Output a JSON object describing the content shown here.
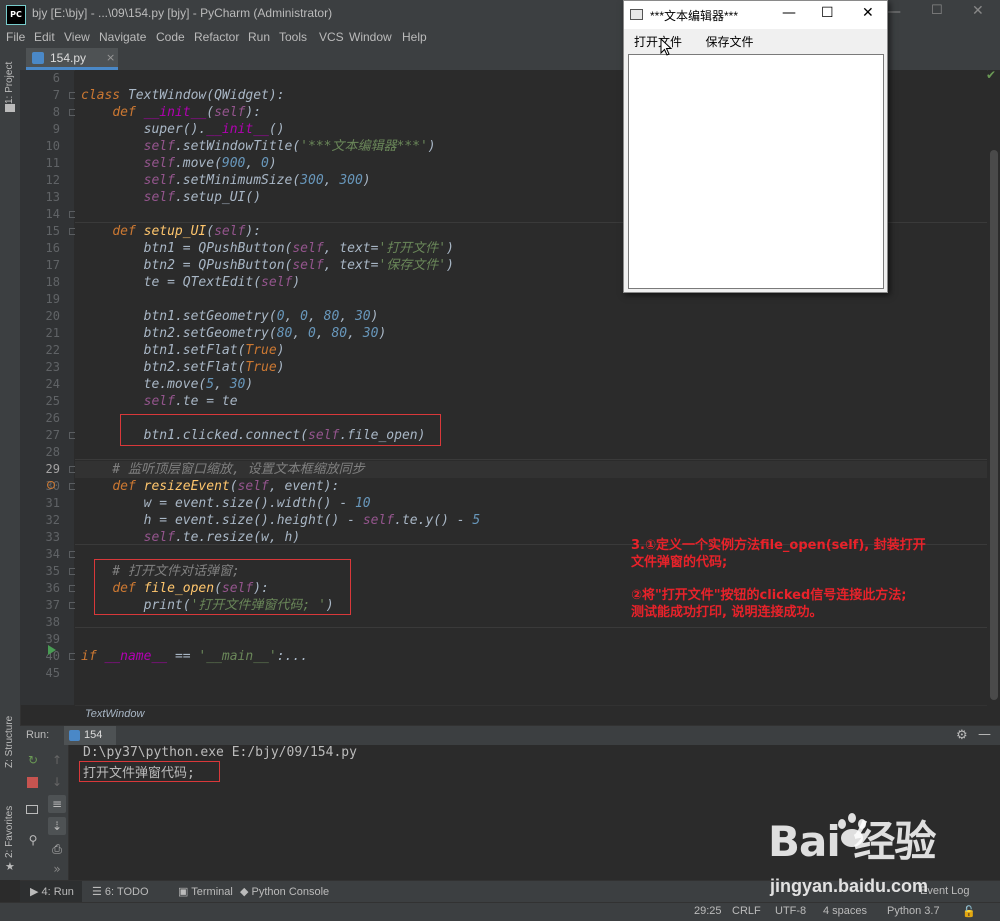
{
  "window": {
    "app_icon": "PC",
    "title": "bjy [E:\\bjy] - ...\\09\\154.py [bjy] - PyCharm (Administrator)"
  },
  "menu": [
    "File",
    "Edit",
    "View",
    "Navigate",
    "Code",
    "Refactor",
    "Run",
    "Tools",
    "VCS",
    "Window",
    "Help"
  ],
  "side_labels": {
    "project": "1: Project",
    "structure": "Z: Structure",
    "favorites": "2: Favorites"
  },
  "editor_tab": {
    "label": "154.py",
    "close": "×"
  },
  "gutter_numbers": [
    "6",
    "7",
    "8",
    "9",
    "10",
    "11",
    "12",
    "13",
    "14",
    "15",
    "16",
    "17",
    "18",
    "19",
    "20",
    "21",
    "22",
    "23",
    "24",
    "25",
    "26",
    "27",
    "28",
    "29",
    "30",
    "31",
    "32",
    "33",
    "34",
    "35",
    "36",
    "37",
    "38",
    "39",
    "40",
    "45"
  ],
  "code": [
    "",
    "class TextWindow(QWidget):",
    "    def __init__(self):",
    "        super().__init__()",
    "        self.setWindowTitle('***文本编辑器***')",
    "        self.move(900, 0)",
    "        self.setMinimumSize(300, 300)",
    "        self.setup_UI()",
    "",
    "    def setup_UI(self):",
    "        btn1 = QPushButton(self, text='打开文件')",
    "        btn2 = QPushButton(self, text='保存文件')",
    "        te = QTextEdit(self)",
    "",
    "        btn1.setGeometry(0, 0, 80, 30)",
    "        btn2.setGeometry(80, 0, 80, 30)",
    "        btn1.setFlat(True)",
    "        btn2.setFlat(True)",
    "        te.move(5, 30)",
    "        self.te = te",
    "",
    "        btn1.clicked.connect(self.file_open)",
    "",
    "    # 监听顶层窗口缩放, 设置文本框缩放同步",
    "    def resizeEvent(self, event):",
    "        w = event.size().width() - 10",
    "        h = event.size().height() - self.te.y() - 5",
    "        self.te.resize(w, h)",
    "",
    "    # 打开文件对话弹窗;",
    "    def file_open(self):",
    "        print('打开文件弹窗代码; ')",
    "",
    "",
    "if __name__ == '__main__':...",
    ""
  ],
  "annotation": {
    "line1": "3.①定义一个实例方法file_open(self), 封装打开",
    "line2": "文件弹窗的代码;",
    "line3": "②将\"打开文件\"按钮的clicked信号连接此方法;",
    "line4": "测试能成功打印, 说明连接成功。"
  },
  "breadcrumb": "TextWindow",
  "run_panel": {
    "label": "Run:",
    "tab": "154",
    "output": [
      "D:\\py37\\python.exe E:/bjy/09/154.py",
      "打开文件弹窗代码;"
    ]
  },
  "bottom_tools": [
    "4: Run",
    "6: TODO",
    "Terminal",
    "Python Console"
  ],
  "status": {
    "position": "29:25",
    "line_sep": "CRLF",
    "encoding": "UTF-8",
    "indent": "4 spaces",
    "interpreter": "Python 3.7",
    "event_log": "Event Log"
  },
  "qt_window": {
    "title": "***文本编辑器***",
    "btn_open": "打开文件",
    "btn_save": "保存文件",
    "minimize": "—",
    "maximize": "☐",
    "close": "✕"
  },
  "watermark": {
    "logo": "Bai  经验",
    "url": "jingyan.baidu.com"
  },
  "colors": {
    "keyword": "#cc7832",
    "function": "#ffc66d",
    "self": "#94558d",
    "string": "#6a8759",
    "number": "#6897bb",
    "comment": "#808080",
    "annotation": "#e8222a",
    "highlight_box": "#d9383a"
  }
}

------------

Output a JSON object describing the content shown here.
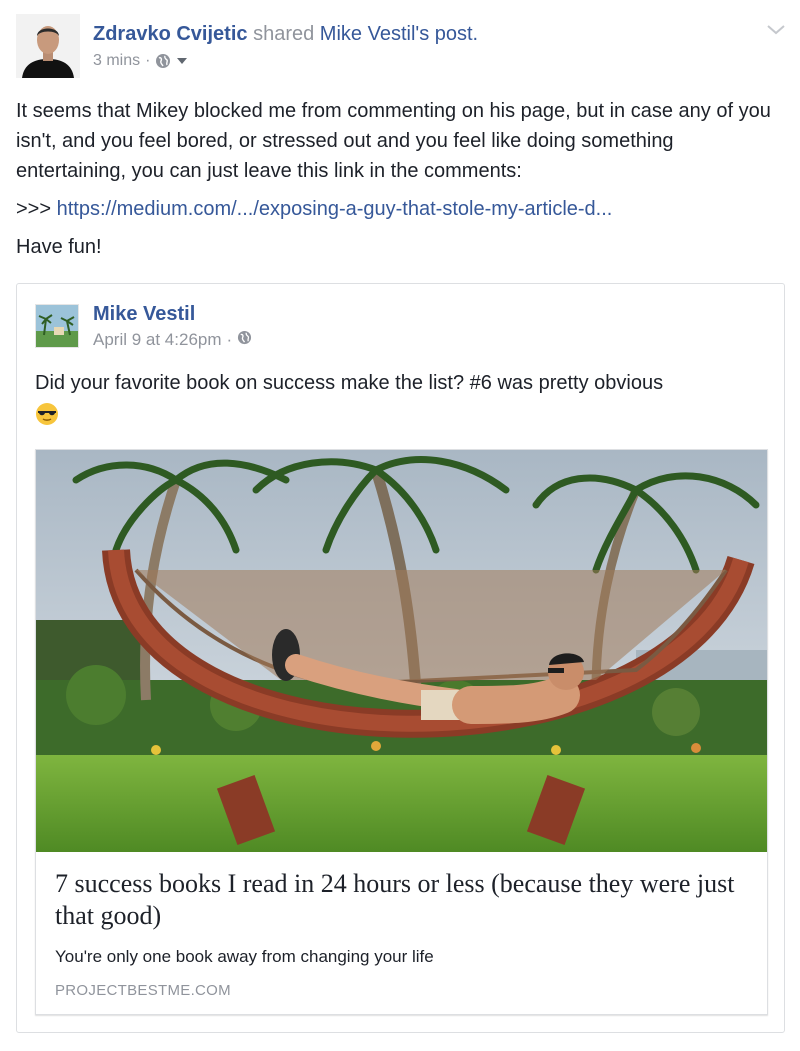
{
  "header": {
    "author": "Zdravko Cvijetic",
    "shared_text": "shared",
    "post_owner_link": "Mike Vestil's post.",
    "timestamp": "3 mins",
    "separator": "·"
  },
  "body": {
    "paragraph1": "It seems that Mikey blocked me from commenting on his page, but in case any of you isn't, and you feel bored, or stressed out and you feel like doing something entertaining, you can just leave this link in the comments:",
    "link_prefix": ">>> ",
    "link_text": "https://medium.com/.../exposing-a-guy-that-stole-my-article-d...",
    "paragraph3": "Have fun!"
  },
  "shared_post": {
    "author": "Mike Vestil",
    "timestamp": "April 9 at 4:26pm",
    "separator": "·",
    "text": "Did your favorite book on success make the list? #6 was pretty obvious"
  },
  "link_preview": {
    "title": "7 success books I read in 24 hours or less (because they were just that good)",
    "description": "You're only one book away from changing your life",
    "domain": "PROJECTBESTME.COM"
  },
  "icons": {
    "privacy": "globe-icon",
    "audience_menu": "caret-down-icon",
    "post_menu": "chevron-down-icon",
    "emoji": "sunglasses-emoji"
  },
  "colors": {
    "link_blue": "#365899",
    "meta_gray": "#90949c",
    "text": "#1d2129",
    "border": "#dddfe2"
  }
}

------------

Find the word "timestamp" in the entries above and gather every line that holds it.

_ANSWER TO THIS EXERCISE_.
    "timestamp": "3 mins",
    "timestamp": "April 9 at 4:26pm",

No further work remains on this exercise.